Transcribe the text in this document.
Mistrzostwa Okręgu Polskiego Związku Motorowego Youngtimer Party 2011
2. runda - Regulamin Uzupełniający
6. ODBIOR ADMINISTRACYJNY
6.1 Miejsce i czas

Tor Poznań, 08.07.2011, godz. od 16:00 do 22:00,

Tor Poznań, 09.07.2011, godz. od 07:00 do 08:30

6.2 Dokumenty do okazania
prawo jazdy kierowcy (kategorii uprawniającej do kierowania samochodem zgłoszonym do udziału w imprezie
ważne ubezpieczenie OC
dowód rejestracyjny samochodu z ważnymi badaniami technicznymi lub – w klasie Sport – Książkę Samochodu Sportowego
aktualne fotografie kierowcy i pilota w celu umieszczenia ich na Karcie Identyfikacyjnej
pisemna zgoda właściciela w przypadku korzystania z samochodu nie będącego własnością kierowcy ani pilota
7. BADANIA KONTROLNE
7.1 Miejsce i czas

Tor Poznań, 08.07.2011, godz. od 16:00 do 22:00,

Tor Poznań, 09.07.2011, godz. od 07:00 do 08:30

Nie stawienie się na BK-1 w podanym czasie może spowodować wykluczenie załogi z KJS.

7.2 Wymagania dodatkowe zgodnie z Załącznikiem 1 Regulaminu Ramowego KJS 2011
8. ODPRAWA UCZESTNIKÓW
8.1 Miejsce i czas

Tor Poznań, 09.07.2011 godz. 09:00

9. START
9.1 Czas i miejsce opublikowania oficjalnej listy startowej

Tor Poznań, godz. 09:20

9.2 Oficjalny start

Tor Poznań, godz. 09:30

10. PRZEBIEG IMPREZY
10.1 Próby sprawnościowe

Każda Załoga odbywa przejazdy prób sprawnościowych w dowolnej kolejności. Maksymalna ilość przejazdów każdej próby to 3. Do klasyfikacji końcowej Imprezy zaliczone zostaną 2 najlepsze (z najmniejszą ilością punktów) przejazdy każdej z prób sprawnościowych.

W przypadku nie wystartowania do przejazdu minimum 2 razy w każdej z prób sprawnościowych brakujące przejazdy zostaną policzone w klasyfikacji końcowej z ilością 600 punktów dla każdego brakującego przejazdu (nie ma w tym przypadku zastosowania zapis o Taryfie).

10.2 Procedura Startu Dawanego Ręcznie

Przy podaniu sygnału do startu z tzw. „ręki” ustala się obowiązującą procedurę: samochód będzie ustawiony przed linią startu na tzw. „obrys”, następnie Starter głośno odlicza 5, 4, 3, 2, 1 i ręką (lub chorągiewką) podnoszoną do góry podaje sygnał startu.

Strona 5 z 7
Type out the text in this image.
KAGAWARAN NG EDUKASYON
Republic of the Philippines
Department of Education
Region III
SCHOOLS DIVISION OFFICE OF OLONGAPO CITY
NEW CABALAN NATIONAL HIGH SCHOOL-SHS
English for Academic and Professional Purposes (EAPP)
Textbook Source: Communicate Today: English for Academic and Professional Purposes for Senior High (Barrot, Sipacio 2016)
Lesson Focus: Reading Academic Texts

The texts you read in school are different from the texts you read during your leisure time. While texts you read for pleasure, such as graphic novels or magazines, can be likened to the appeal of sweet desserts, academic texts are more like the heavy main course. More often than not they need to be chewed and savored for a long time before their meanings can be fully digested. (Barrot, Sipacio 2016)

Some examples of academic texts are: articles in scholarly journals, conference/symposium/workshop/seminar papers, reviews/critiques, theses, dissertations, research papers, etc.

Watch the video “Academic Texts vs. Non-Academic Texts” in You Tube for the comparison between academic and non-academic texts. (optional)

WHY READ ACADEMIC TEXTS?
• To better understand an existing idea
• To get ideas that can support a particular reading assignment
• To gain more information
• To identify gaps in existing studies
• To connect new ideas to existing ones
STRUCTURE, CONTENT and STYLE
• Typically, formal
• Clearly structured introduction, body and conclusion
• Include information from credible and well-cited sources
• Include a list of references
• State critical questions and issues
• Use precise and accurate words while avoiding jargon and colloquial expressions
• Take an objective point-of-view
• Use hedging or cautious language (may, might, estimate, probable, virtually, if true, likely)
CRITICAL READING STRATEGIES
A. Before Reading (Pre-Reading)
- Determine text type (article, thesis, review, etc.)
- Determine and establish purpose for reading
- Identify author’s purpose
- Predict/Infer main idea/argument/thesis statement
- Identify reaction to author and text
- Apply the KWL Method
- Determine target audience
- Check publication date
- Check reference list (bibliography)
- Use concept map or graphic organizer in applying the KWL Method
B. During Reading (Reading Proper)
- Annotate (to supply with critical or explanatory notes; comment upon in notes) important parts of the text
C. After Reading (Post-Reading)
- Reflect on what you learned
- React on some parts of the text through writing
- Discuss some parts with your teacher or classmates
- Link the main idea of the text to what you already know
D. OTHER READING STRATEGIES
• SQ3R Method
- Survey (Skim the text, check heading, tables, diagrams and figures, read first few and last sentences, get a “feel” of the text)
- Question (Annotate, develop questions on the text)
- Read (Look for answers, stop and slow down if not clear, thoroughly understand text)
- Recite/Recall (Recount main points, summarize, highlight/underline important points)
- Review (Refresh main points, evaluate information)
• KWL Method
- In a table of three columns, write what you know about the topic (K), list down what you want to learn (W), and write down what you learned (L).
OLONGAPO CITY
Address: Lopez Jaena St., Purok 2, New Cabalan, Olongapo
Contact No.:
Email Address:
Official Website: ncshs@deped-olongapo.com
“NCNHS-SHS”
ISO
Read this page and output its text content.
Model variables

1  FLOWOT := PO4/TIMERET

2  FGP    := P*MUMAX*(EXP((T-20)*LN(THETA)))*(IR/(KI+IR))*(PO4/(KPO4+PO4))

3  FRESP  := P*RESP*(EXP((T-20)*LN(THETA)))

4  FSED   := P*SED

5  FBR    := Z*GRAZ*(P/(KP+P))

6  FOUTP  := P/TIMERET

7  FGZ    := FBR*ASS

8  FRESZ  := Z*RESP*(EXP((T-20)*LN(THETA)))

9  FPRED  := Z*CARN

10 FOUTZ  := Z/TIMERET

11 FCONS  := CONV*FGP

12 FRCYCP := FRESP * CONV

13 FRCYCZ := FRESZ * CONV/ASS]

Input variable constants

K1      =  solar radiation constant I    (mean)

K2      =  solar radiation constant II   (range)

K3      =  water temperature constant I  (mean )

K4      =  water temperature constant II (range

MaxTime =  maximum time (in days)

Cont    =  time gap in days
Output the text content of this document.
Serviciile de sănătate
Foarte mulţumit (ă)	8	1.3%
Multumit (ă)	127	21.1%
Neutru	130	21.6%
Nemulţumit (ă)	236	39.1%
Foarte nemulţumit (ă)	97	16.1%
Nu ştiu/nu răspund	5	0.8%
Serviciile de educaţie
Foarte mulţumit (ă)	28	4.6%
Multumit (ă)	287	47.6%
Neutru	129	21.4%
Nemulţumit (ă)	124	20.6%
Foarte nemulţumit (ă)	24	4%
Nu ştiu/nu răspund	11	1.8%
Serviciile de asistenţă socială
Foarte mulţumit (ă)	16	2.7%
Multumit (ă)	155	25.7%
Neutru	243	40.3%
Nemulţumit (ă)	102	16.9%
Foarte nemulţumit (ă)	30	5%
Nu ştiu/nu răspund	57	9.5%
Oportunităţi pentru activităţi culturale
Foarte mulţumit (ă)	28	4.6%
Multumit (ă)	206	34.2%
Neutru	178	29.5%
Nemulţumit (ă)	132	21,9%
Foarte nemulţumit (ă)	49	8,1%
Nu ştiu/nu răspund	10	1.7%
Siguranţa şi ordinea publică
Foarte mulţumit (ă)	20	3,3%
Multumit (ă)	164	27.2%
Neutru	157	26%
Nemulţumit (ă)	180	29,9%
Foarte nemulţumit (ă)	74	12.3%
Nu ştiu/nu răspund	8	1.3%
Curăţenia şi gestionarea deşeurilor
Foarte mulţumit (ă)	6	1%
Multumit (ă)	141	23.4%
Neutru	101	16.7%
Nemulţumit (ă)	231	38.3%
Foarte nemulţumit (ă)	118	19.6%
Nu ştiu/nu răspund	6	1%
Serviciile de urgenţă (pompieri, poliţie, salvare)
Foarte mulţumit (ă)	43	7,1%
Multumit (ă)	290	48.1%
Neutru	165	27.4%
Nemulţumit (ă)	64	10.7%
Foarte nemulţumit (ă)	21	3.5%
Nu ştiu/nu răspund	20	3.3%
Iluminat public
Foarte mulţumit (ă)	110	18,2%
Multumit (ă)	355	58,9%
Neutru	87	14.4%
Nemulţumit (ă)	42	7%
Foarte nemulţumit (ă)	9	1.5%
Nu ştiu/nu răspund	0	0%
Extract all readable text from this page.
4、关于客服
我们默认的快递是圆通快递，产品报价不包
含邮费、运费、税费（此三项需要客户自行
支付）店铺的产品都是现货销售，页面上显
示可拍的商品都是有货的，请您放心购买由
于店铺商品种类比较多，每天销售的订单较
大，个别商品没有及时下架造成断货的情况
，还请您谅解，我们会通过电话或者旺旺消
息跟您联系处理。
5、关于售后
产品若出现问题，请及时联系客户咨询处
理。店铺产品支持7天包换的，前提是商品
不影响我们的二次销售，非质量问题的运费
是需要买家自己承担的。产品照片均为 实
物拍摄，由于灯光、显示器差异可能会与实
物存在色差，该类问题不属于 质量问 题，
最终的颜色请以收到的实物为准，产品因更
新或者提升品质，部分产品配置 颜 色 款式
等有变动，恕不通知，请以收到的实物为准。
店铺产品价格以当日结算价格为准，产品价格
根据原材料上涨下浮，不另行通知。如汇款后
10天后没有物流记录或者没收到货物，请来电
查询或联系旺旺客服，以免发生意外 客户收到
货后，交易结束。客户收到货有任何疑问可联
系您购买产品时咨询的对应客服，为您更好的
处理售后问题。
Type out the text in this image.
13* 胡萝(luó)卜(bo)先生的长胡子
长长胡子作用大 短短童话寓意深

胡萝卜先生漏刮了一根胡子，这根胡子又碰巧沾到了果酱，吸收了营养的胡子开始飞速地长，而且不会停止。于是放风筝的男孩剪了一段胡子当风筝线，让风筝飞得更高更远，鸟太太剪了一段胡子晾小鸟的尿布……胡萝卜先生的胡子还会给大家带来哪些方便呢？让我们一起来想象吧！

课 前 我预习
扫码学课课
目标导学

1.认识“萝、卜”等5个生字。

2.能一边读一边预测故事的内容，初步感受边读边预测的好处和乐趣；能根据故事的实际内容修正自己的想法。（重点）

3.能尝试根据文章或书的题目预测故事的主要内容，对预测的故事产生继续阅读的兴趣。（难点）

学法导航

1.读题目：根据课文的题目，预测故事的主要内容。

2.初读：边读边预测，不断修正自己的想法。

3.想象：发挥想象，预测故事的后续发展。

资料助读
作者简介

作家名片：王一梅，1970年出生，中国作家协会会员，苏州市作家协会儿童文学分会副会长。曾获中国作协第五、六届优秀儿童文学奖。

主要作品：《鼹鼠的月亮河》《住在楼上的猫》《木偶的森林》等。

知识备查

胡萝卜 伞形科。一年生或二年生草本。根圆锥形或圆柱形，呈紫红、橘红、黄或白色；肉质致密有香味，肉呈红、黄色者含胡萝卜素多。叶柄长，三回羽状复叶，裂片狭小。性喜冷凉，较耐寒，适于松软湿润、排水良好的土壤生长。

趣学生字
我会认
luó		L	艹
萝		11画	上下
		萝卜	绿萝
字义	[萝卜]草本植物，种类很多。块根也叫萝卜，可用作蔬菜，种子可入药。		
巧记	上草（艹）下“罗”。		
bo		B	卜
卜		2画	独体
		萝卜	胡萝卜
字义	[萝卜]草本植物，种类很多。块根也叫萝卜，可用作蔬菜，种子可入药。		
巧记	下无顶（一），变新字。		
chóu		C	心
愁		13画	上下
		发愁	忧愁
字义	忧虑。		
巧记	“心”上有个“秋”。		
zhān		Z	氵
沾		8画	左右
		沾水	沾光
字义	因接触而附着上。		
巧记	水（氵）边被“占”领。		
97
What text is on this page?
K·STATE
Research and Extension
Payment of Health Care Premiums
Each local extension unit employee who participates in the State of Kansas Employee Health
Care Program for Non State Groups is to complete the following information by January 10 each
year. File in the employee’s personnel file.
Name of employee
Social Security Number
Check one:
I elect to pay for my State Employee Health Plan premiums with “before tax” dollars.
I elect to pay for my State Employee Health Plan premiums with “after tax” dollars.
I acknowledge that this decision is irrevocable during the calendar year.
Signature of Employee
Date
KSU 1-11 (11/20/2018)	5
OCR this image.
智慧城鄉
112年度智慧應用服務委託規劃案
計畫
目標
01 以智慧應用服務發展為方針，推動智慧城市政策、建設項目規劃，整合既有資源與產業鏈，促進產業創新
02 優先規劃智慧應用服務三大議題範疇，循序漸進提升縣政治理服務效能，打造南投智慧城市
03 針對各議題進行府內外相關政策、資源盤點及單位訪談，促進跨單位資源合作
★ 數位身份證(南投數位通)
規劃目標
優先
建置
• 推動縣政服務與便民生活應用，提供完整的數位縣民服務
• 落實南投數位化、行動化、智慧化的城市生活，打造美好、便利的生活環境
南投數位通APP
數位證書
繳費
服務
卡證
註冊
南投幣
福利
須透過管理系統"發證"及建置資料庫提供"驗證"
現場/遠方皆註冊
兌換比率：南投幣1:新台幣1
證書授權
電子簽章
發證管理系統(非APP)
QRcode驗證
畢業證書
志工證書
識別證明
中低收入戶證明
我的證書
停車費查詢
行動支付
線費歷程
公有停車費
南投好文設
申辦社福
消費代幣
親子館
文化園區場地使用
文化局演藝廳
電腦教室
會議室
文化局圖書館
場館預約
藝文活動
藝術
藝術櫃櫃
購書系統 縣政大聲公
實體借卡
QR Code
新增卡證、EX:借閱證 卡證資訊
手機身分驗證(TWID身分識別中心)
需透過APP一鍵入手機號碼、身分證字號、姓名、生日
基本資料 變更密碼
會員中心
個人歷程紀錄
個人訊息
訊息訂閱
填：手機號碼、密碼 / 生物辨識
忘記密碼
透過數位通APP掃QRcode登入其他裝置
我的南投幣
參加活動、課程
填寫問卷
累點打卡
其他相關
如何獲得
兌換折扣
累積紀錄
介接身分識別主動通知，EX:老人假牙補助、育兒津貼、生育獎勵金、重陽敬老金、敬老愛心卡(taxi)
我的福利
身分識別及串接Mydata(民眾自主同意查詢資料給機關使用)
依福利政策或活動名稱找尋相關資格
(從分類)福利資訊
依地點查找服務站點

WHAT TO WORK ON
Reproduce exactly the line containing "OCR this image." and every line after it through the end of the records above, and nothing else.

RESPONSE
OCR this image.
智慧城鄉
112年度智慧應用服務委託規劃案
計畫
目標
01 以智慧應用服務發展為方針，推動智慧城市政策、建設項目規劃，整合既有資源與產業鏈，促進產業創新
02 優先規劃智慧應用服務三大議題範疇，循序漸進提升縣政治理服務效能，打造南投智慧城市
03 針對各議題進行府內外相關政策、資源盤點及單位訪談，促進跨單位資源合作
★ 數位身份證(南投數位通)
規劃目標
優先
建置
• 推動縣政服務與便民生活應用，提供完整的數位縣民服務
• 落實南投數位化、行動化、智慧化的城市生活，打造美好、便利的生活環境
南投數位通APP
數位證書
繳費
服務
卡證
註冊
南投幣
福利
須透過管理系統"發證"及建置資料庫提供"驗證"
現場/遠方皆註冊
兌換比率：南投幣1:新台幣1
證書授權
電子簽章
發證管理系統(非APP)
QRcode驗證
畢業證書
志工證書
識別證明
中低收入戶證明
我的證書
停車費查詢
行動支付
線費歷程
公有停車費
南投好文設
申辦社福
消費代幣
親子館
文化園區場地使用
文化局演藝廳
電腦教室
會議室
文化局圖書館
場館預約
藝文活動
藝術
藝術櫃櫃
購書系統 縣政大聲公
實體借卡
QR Code
新增卡證、EX:借閱證 卡證資訊
手機身分驗證(TWID身分識別中心)
需透過APP一鍵入手機號碼、身分證字號、姓名、生日
基本資料 變更密碼
會員中心
個人歷程紀錄
個人訊息
訊息訂閱
填：手機號碼、密碼 / 生物辨識
忘記密碼
透過數位通APP掃QRcode登入其他裝置
我的南投幣
參加活動、課程
填寫問卷
累點打卡
其他相關
如何獲得
兌換折扣
累積紀錄
介接身分識別主動通知，EX:老人假牙補助、育兒津貼、生育獎勵金、重陽敬老金、敬老愛心卡(taxi)
我的福利
身分識別及串接Mydata(民眾自主同意查詢資料給機關使用)
依福利政策或活動名稱找尋相關資格
(從分類)福利資訊
依地點查找服務站點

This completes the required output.